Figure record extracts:
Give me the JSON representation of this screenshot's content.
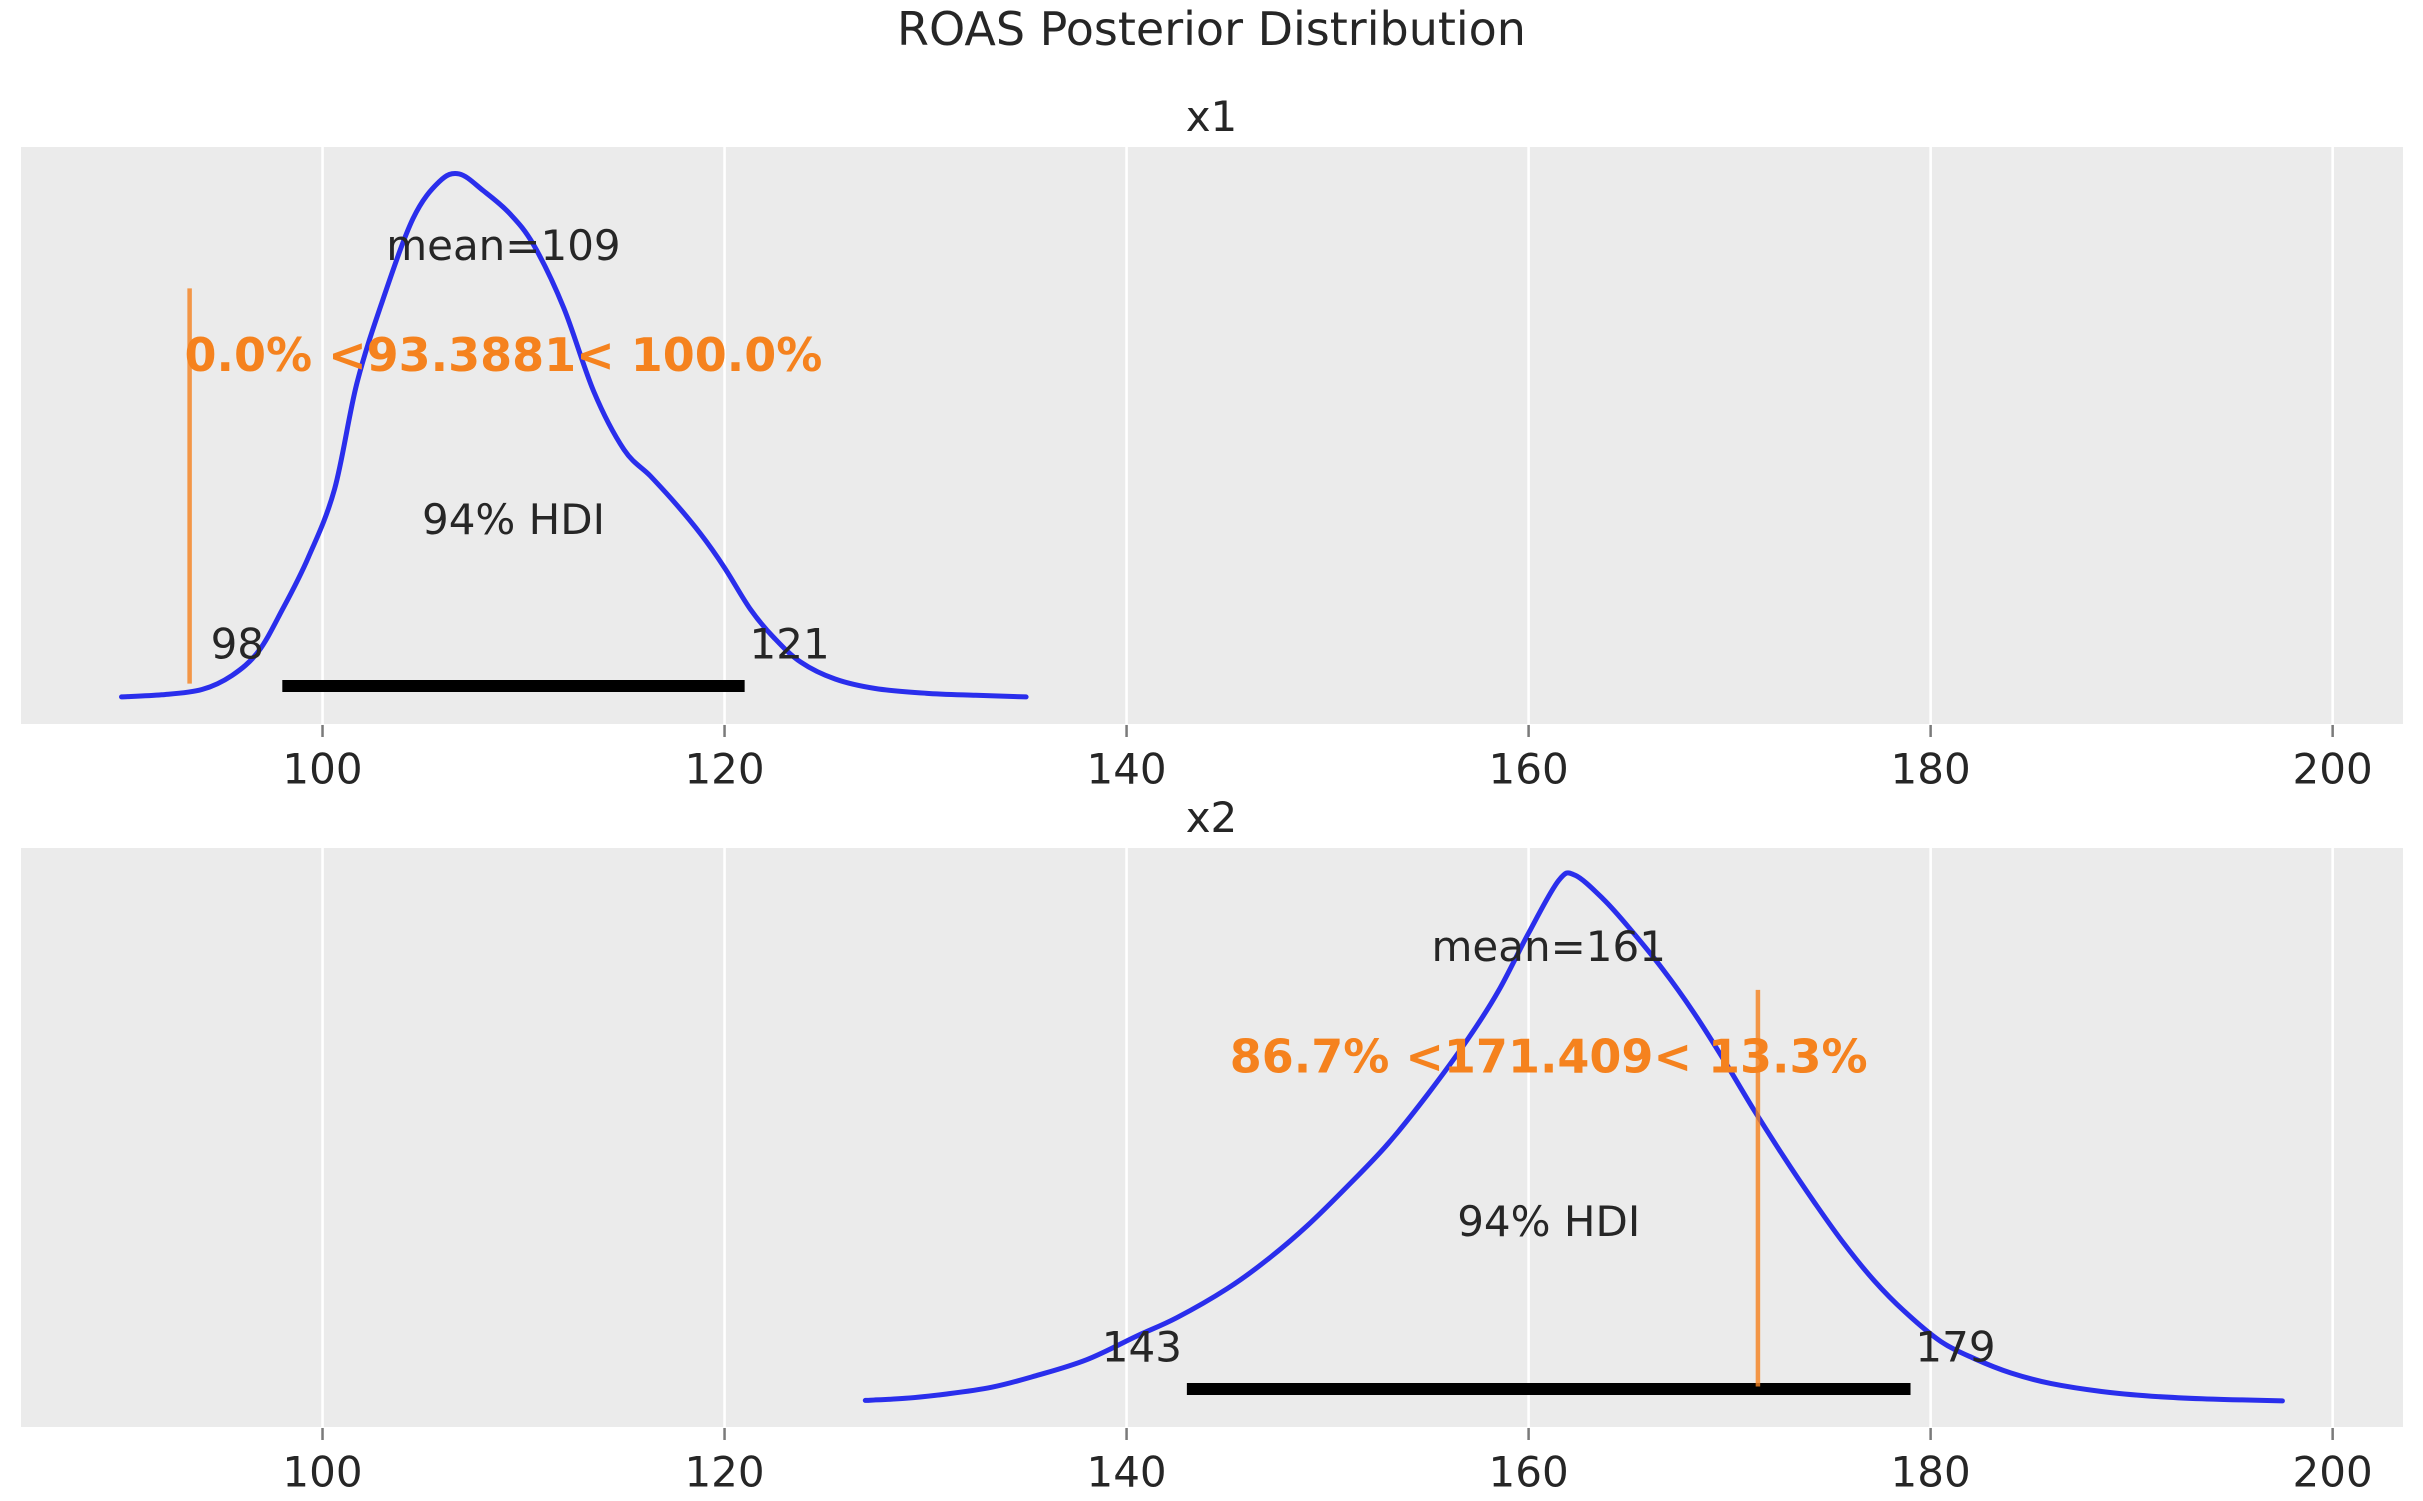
{
  "figure": {
    "title": "ROAS Posterior Distribution"
  },
  "colors": {
    "plot_bg": "#ebebeb",
    "grid": "#ffffff",
    "curve": "#2a2eec",
    "ref_line": "#f5821e",
    "ref_text": "#f5821e",
    "hdi_bar": "#000000",
    "text": "#262626",
    "tick_mark": "#7a7a7a"
  },
  "x_axis": {
    "ticks": [
      100,
      120,
      140,
      160,
      180,
      200
    ],
    "range": [
      85.0,
      203.5
    ]
  },
  "chart_data": [
    {
      "type": "kde",
      "title": "x1",
      "mean": 109,
      "mean_label": "mean=109",
      "ref_val": 93.3881,
      "ref_label": "0.0% <93.3881< 100.0%",
      "hdi": [
        98,
        121
      ],
      "hdi_label": "94% HDI",
      "hdi_low_label": "98",
      "hdi_high_label": "121",
      "curve": [
        [
          90,
          0.004
        ],
        [
          92,
          0.008
        ],
        [
          94,
          0.018
        ],
        [
          95.5,
          0.045
        ],
        [
          96.8,
          0.09
        ],
        [
          98,
          0.17
        ],
        [
          99.3,
          0.27
        ],
        [
          100.6,
          0.4
        ],
        [
          101.7,
          0.6
        ],
        [
          103,
          0.76
        ],
        [
          104.5,
          0.915
        ],
        [
          105.8,
          0.985
        ],
        [
          106.8,
          1.0
        ],
        [
          108,
          0.968
        ],
        [
          109.3,
          0.925
        ],
        [
          110.5,
          0.865
        ],
        [
          112,
          0.745
        ],
        [
          113.5,
          0.585
        ],
        [
          115,
          0.475
        ],
        [
          116.3,
          0.425
        ],
        [
          117.5,
          0.375
        ],
        [
          118.8,
          0.315
        ],
        [
          120,
          0.25
        ],
        [
          121.3,
          0.17
        ],
        [
          122.5,
          0.115
        ],
        [
          123.8,
          0.07
        ],
        [
          125.5,
          0.038
        ],
        [
          127.5,
          0.02
        ],
        [
          130,
          0.011
        ],
        [
          132.5,
          0.007
        ],
        [
          135,
          0.004
        ]
      ]
    },
    {
      "type": "kde",
      "title": "x2",
      "mean": 161,
      "mean_label": "mean=161",
      "ref_val": 171.409,
      "ref_label": "86.7% <171.409< 13.3%",
      "hdi": [
        143,
        179
      ],
      "hdi_label": "94% HDI",
      "hdi_low_label": "143",
      "hdi_high_label": "179",
      "curve": [
        [
          127,
          0.003
        ],
        [
          129,
          0.007
        ],
        [
          131,
          0.015
        ],
        [
          133.3,
          0.028
        ],
        [
          135.5,
          0.05
        ],
        [
          138,
          0.08
        ],
        [
          140.5,
          0.125
        ],
        [
          142.5,
          0.16
        ],
        [
          145,
          0.215
        ],
        [
          147,
          0.27
        ],
        [
          149,
          0.335
        ],
        [
          151,
          0.41
        ],
        [
          153,
          0.49
        ],
        [
          155,
          0.585
        ],
        [
          157,
          0.69
        ],
        [
          158.5,
          0.78
        ],
        [
          160,
          0.89
        ],
        [
          161.5,
          0.99
        ],
        [
          162.3,
          1.0
        ],
        [
          163.7,
          0.955
        ],
        [
          165,
          0.9
        ],
        [
          166.7,
          0.82
        ],
        [
          168.2,
          0.74
        ],
        [
          169.7,
          0.65
        ],
        [
          171.2,
          0.555
        ],
        [
          172.7,
          0.465
        ],
        [
          174.2,
          0.38
        ],
        [
          175.7,
          0.3
        ],
        [
          177.2,
          0.23
        ],
        [
          178.7,
          0.172
        ],
        [
          180.5,
          0.115
        ],
        [
          182.2,
          0.082
        ],
        [
          184,
          0.055
        ],
        [
          186,
          0.035
        ],
        [
          188.5,
          0.02
        ],
        [
          191,
          0.011
        ],
        [
          193.5,
          0.006
        ],
        [
          195.5,
          0.004
        ],
        [
          197.5,
          0.002
        ]
      ]
    }
  ]
}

WHAT IS ASKED | Note every line above where the string "title" shows up, and copy those lines.

RESPONSE TO THE EXERCISE |
    "title": "ROAS Posterior Distribution"
      "title": "x1",
      "title": "x2",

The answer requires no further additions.